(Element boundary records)
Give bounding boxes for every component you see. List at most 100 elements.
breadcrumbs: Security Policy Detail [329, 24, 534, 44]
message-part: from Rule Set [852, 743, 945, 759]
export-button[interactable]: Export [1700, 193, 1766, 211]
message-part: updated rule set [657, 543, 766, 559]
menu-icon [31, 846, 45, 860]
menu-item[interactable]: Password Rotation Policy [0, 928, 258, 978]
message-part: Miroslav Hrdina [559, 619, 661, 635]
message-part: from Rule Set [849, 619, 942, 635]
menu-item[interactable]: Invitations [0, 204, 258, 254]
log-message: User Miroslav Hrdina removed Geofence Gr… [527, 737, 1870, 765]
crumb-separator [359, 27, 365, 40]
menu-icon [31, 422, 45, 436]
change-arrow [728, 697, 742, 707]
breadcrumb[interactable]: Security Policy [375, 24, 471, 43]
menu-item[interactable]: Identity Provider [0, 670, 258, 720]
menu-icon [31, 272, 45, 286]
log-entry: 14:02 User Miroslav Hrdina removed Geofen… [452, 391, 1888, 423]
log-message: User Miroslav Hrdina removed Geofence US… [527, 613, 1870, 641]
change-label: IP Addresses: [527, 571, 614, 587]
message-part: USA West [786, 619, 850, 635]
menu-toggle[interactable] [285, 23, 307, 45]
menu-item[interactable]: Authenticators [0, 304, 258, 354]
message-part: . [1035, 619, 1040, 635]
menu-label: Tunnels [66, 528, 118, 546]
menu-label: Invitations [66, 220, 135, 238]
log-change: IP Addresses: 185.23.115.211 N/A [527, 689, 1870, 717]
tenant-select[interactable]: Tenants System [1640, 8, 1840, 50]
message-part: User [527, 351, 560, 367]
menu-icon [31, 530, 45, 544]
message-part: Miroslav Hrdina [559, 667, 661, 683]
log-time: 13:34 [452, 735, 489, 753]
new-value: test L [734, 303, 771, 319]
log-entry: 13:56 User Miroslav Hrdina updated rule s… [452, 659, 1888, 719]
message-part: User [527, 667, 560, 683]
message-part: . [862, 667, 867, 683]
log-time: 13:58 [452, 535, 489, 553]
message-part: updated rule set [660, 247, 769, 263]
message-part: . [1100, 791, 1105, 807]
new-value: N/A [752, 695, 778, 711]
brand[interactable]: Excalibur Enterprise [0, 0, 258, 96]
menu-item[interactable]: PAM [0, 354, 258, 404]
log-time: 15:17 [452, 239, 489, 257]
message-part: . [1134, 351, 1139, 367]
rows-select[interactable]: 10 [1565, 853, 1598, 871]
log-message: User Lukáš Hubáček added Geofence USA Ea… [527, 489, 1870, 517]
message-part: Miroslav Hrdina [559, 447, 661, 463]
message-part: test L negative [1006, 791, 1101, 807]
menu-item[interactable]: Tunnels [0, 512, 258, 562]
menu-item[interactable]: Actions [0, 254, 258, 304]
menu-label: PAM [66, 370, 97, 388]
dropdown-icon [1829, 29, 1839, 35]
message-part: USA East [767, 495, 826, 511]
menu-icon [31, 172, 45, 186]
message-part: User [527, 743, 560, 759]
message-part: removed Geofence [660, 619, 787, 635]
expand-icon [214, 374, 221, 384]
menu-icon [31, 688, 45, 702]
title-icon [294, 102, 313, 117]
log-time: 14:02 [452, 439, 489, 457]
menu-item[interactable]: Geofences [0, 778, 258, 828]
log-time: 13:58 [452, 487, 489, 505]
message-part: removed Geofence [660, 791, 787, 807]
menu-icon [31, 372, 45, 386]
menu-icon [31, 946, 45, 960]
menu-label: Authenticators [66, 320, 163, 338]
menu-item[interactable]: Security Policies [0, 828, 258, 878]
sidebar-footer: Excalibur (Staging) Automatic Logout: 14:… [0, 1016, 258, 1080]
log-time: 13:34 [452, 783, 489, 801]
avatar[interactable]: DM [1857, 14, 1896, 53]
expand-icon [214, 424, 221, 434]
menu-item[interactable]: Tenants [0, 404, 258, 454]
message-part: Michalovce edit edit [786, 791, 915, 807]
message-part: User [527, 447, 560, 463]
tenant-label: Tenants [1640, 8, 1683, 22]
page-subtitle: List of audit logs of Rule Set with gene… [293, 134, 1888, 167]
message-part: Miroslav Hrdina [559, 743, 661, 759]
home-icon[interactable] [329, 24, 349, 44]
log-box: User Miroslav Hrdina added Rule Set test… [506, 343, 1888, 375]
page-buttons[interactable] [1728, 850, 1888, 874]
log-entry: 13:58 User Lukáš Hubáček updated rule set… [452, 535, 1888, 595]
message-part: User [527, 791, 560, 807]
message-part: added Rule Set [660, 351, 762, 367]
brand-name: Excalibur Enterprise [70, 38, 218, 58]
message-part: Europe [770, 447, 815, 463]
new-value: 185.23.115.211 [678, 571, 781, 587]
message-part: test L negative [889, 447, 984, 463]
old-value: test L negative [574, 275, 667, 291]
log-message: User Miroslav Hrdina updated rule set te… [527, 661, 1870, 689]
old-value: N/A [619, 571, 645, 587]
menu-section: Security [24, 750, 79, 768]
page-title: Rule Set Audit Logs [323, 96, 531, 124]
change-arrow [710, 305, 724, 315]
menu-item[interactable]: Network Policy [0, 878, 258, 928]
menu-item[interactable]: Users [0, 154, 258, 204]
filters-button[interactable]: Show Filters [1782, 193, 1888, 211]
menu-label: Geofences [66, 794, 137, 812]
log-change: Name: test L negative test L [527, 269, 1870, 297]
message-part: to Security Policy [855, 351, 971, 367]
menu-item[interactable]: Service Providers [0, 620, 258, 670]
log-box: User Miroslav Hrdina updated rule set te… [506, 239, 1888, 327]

> **EXERCISE PROMPT**: Print every line of the material above without any changes.

> **SOLUTION FOR THIS PROBLEM**:
Give bounding boxes for every component you see. List at most 100 elements.
breadcrumbs: Security Policy Detail [329, 24, 534, 44]
message-part: from Rule Set [852, 743, 945, 759]
export-button[interactable]: Export [1700, 193, 1766, 211]
message-part: updated rule set [657, 543, 766, 559]
menu-icon [31, 846, 45, 860]
menu-item[interactable]: Password Rotation Policy [0, 928, 258, 978]
message-part: Miroslav Hrdina [559, 619, 661, 635]
message-part: from Rule Set [849, 619, 942, 635]
menu-item[interactable]: Invitations [0, 204, 258, 254]
log-message: User Miroslav Hrdina removed Geofence Gr… [527, 737, 1870, 765]
crumb-separator [359, 27, 365, 40]
menu-icon [31, 422, 45, 436]
change-arrow [728, 697, 742, 707]
breadcrumb[interactable]: Security Policy [375, 24, 471, 43]
menu-item[interactable]: Identity Provider [0, 670, 258, 720]
menu-icon [31, 272, 45, 286]
log-entry: 14:02 User Miroslav Hrdina removed Geofen… [452, 391, 1888, 423]
log-message: User Miroslav Hrdina removed Geofence US… [527, 613, 1870, 641]
change-label: IP Addresses: [527, 571, 614, 587]
message-part: USA West [786, 619, 850, 635]
menu-toggle[interactable] [285, 23, 307, 45]
menu-item[interactable]: Authenticators [0, 304, 258, 354]
message-part: . [1035, 619, 1040, 635]
menu-label: Tunnels [66, 528, 118, 546]
menu-label: Invitations [66, 220, 135, 238]
log-change: IP Addresses: 185.23.115.211 N/A [527, 689, 1870, 717]
tenant-select[interactable]: Tenants System [1640, 8, 1840, 50]
message-part: User [527, 351, 560, 367]
menu-icon [31, 530, 45, 544]
message-part: Miroslav Hrdina [559, 667, 661, 683]
log-time: 13:34 [452, 735, 489, 753]
new-value: test L [734, 303, 771, 319]
log-entry: 13:56 User Miroslav Hrdina updated rule s… [452, 659, 1888, 719]
message-part: User [527, 667, 560, 683]
message-part: . [862, 667, 867, 683]
log-time: 13:58 [452, 535, 489, 553]
message-part: updated rule set [660, 247, 769, 263]
message-part: . [1100, 791, 1105, 807]
new-value: N/A [752, 695, 778, 711]
brand[interactable]: Excalibur Enterprise [0, 0, 258, 96]
menu-item[interactable]: PAM [0, 354, 258, 404]
log-time: 15:17 [452, 239, 489, 257]
message-part: . [1134, 351, 1139, 367]
rows-select[interactable]: 10 [1565, 853, 1598, 871]
log-message: User Lukáš Hubáček added Geofence USA Ea… [527, 489, 1870, 517]
message-part: Miroslav Hrdina [559, 447, 661, 463]
message-part: test L negative [1006, 791, 1101, 807]
menu-item[interactable]: Tunnels [0, 512, 258, 562]
menu-item[interactable]: Actions [0, 254, 258, 304]
menu-label: PAM [66, 370, 97, 388]
dropdown-icon [1829, 29, 1839, 35]
message-part: USA East [767, 495, 826, 511]
menu-icon [31, 172, 45, 186]
message-part: User [527, 743, 560, 759]
message-part: removed Geofence [660, 619, 787, 635]
expand-icon [214, 374, 221, 384]
menu-icon [31, 688, 45, 702]
title-icon [294, 102, 313, 117]
log-time: 14:02 [452, 439, 489, 457]
menu-item[interactable]: Geofences [0, 778, 258, 828]
log-time: 13:58 [452, 487, 489, 505]
message-part: removed Geofence [660, 791, 787, 807]
menu-icon [31, 372, 45, 386]
menu-icon [31, 946, 45, 960]
menu-label: Authenticators [66, 320, 163, 338]
menu-item[interactable]: Security Policies [0, 828, 258, 878]
sidebar-footer: Excalibur (Staging) Automatic Logout: 14:… [0, 1016, 258, 1080]
log-time: 13:34 [452, 783, 489, 801]
avatar[interactable]: DM [1857, 14, 1896, 53]
expand-icon [214, 424, 221, 434]
menu-item[interactable]: Tenants [0, 404, 258, 454]
message-part: Michalovce edit edit [786, 791, 915, 807]
message-part: User [527, 447, 560, 463]
tenant-label: Tenants [1640, 8, 1683, 22]
page-subtitle: List of audit logs of Rule Set with gene… [293, 134, 1888, 167]
message-part: Miroslav Hrdina [559, 743, 661, 759]
home-icon[interactable] [329, 24, 349, 44]
log-box: User Miroslav Hrdina added Rule Set test… [506, 343, 1888, 375]
page-buttons[interactable] [1728, 850, 1888, 874]
log-entry: 13:58 User Lukáš Hubáček updated rule set… [452, 535, 1888, 595]
message-part: User [527, 791, 560, 807]
message-part: added Rule Set [660, 351, 762, 367]
brand-name: Excalibur Enterprise [70, 38, 218, 58]
message-part: Europe [770, 447, 815, 463]
new-value: 185.23.115.211 [678, 571, 781, 587]
message-part: test L negative [889, 447, 984, 463]
old-value: test L negative [574, 275, 667, 291]
log-message: User Miroslav Hrdina updated rule set te… [527, 661, 1870, 689]
old-value: N/A [619, 571, 645, 587]
menu-section: Security [24, 750, 79, 768]
page-title: Rule Set Audit Logs [323, 96, 531, 124]
change-arrow [710, 305, 724, 315]
menu-item[interactable]: Network Policy [0, 878, 258, 928]
menu-item[interactable]: Users [0, 154, 258, 204]
filters-button[interactable]: Show Filters [1782, 193, 1888, 211]
menu-label: Geofences [66, 794, 137, 812]
log-change: Name: test L negative test L [527, 269, 1870, 297]
message-part: to Security Policy [855, 351, 971, 367]
menu-item[interactable]: Service Providers [0, 620, 258, 670]
log-box: User Miroslav Hrdina updated rule set te… [506, 239, 1888, 327]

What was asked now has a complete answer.